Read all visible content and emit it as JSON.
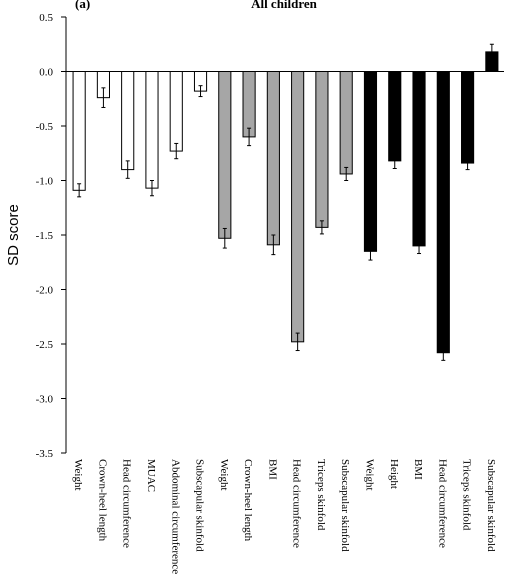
{
  "chart_data": {
    "type": "bar",
    "panel_label": "(a)",
    "title": "All children",
    "y_label": "SD score",
    "categories": [
      "Weight",
      "Crown-heel length",
      "Head circumference",
      "MUAC",
      "Abdominal circumference",
      "Subscapular skinfold",
      "Weight",
      "Crown-heel length",
      "BMI",
      "Head circumference",
      "Triceps skinfold",
      "Subscapular skinfold",
      "Weight",
      "Height",
      "BMI",
      "Head circumference",
      "Triceps skinfold",
      "Subscapular skinfold"
    ],
    "values": [
      -1.09,
      -0.24,
      -0.9,
      -1.07,
      -0.73,
      -0.18,
      -1.53,
      -0.6,
      -1.59,
      -2.48,
      -1.43,
      -0.94,
      -1.65,
      -0.82,
      -1.6,
      -2.58,
      -0.84,
      0.18
    ],
    "errors": [
      0.06,
      0.09,
      0.08,
      0.07,
      0.07,
      0.05,
      0.09,
      0.08,
      0.09,
      0.08,
      0.06,
      0.06,
      0.08,
      0.07,
      0.07,
      0.07,
      0.06,
      0.07
    ],
    "colors": [
      "#ffffff",
      "#ffffff",
      "#ffffff",
      "#ffffff",
      "#ffffff",
      "#ffffff",
      "#a6a6a6",
      "#a6a6a6",
      "#a6a6a6",
      "#a6a6a6",
      "#a6a6a6",
      "#a6a6a6",
      "#000000",
      "#000000",
      "#000000",
      "#000000",
      "#000000",
      "#000000"
    ],
    "ylim": [
      -3.5,
      0.5
    ],
    "yticks": [
      0.5,
      {
        "value": 0,
        "label": "0.0"
      },
      -0.5,
      {
        "value": -1,
        "label": "-1.0"
      },
      -1.5,
      {
        "value": -2,
        "label": "-2.0"
      },
      -2.5,
      {
        "value": -3,
        "label": "-3.0"
      },
      -3.5
    ]
  }
}
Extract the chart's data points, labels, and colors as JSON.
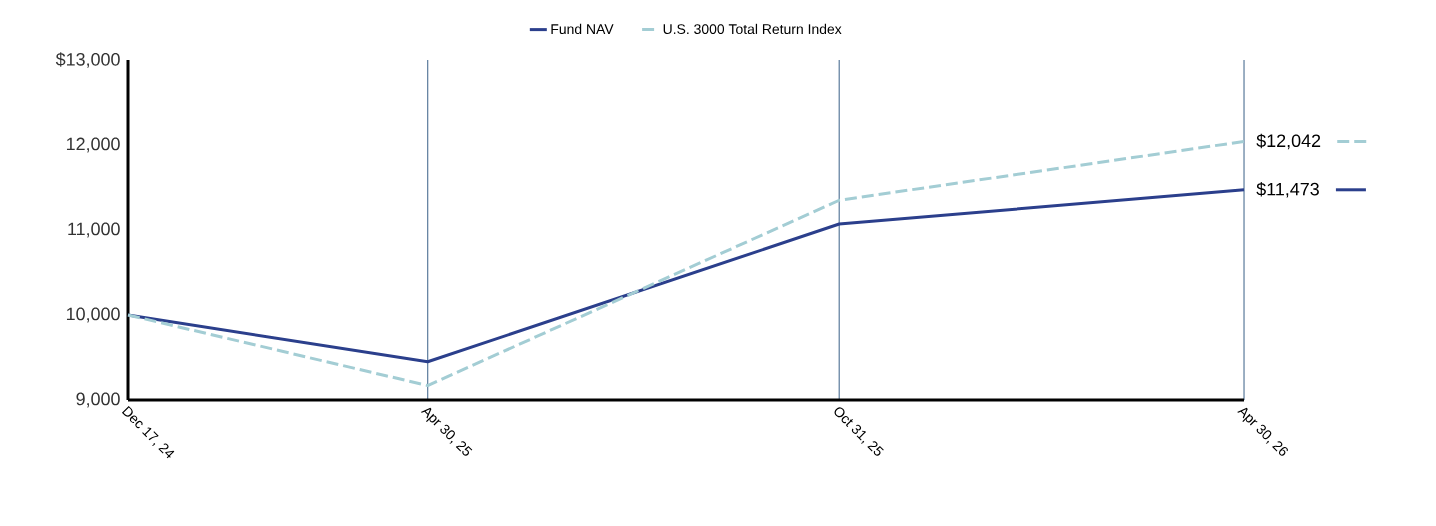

------------------------------------------------------------

* _WRITTEN PROBLEM_: Reproduce all of the material exactly, apart from the pictures.

* _ANSWER TO THE PROBLEM_:
Read all visible content and emit it as JSON.
{
  "chart_data": {
    "type": "bar",
    "panel_label": "(a)",
    "title": "All children",
    "y_label": "SD score",
    "categories": [
      "Weight",
      "Crown-heel length",
      "Head circumference",
      "MUAC",
      "Abdominal circumference",
      "Subscapular skinfold",
      "Weight",
      "Crown-heel length",
      "BMI",
      "Head circumference",
      "Triceps skinfold",
      "Subscapular skinfold",
      "Weight",
      "Height",
      "BMI",
      "Head circumference",
      "Triceps skinfold",
      "Subscapular skinfold"
    ],
    "values": [
      -1.09,
      -0.24,
      -0.9,
      -1.07,
      -0.73,
      -0.18,
      -1.53,
      -0.6,
      -1.59,
      -2.48,
      -1.43,
      -0.94,
      -1.65,
      -0.82,
      -1.6,
      -2.58,
      -0.84,
      0.18
    ],
    "errors": [
      0.06,
      0.09,
      0.08,
      0.07,
      0.07,
      0.05,
      0.09,
      0.08,
      0.09,
      0.08,
      0.06,
      0.06,
      0.08,
      0.07,
      0.07,
      0.07,
      0.06,
      0.07
    ],
    "colors": [
      "#ffffff",
      "#ffffff",
      "#ffffff",
      "#ffffff",
      "#ffffff",
      "#ffffff",
      "#a6a6a6",
      "#a6a6a6",
      "#a6a6a6",
      "#a6a6a6",
      "#a6a6a6",
      "#a6a6a6",
      "#000000",
      "#000000",
      "#000000",
      "#000000",
      "#000000",
      "#000000"
    ],
    "ylim": [
      -3.5,
      0.5
    ],
    "yticks": [
      0.5,
      {
        "value": 0,
        "label": "0.0"
      },
      -0.5,
      {
        "value": -1,
        "label": "-1.0"
      },
      -1.5,
      {
        "value": -2,
        "label": "-2.0"
      },
      -2.5,
      {
        "value": -3,
        "label": "-3.0"
      },
      -3.5
    ]
  }
}
Extract the chart's data points, labels, and colors as JSON.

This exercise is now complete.